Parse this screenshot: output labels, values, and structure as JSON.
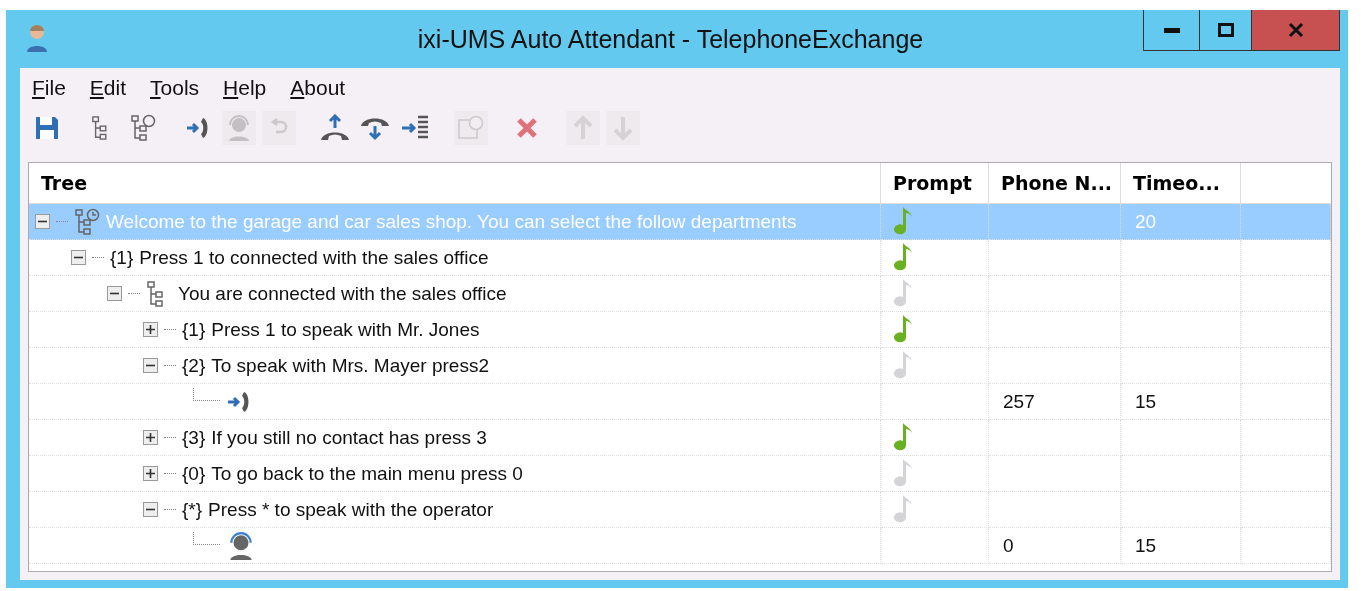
{
  "window": {
    "title": "ixi-UMS Auto Attendant - TelephoneExchange"
  },
  "menu": [
    {
      "label": "File"
    },
    {
      "label": "Edit"
    },
    {
      "label": "Tools"
    },
    {
      "label": "Help"
    },
    {
      "label": "About"
    }
  ],
  "toolbar": [
    {
      "kind": "save",
      "disabled": false
    },
    {
      "kind": "gap"
    },
    {
      "kind": "tree",
      "disabled": false
    },
    {
      "kind": "tree-clock",
      "disabled": false
    },
    {
      "kind": "gap"
    },
    {
      "kind": "transfer",
      "disabled": false
    },
    {
      "kind": "operator",
      "disabled": true
    },
    {
      "kind": "undo",
      "disabled": true
    },
    {
      "kind": "gap"
    },
    {
      "kind": "pickup",
      "disabled": false
    },
    {
      "kind": "hangup",
      "disabled": false
    },
    {
      "kind": "insert",
      "disabled": false
    },
    {
      "kind": "gap"
    },
    {
      "kind": "calendar",
      "disabled": true
    },
    {
      "kind": "gap"
    },
    {
      "kind": "delete",
      "disabled": false
    },
    {
      "kind": "gap"
    },
    {
      "kind": "up",
      "disabled": true
    },
    {
      "kind": "down",
      "disabled": true
    }
  ],
  "table": {
    "columns": [
      "Tree",
      "Prompt",
      "Phone N...",
      "Timeo..."
    ],
    "rows": [
      {
        "kind": "menu",
        "label": "Welcome to the garage and car sales shop. You can select the follow departments",
        "expanded": true,
        "selected": true,
        "prompt": true,
        "timeout": "20",
        "children": [
          {
            "kind": "key",
            "digit": "{1}",
            "label": "Press 1 to connected with the sales office",
            "expanded": true,
            "selected": false,
            "prompt": true,
            "children": [
              {
                "kind": "submenu",
                "label": "You are connected with the sales office",
                "expanded": true,
                "selected": false,
                "prompt": false,
                "children": [
                  {
                    "kind": "key",
                    "digit": "{1}",
                    "label": "Press 1 to speak with Mr. Jones",
                    "expanded": false,
                    "selected": false,
                    "prompt": true
                  },
                  {
                    "kind": "key",
                    "digit": "{2}",
                    "label": "To speak with Mrs. Mayer press2",
                    "expanded": true,
                    "selected": false,
                    "prompt": false,
                    "children": [
                      {
                        "kind": "transfer",
                        "selected": false,
                        "phone": "257",
                        "timeout": "15"
                      }
                    ]
                  },
                  {
                    "kind": "key",
                    "digit": "{3}",
                    "label": "If you still no contact has press 3",
                    "expanded": false,
                    "selected": false,
                    "prompt": true
                  },
                  {
                    "kind": "key",
                    "digit": "{0}",
                    "label": "To go back to the main menu press 0",
                    "expanded": false,
                    "selected": false,
                    "prompt": false
                  },
                  {
                    "kind": "key",
                    "digit": "{*}",
                    "label": "Press * to speak with the operator",
                    "expanded": true,
                    "selected": false,
                    "prompt": false,
                    "children": [
                      {
                        "kind": "operator",
                        "selected": false,
                        "phone": "0",
                        "timeout": "15"
                      }
                    ]
                  }
                ]
              }
            ]
          }
        ]
      }
    ]
  }
}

**********

In the entries above, find every line holding the word "with" and copy it out.

→ Task response
            "label": "Press 1 to connected with the sales office",
                "label": "You are connected with the sales office",
                    "label": "Press 1 to speak with Mr. Jones",
                    "label": "To speak with Mrs. Mayer press2",
                    "label": "Press * to speak with the operator",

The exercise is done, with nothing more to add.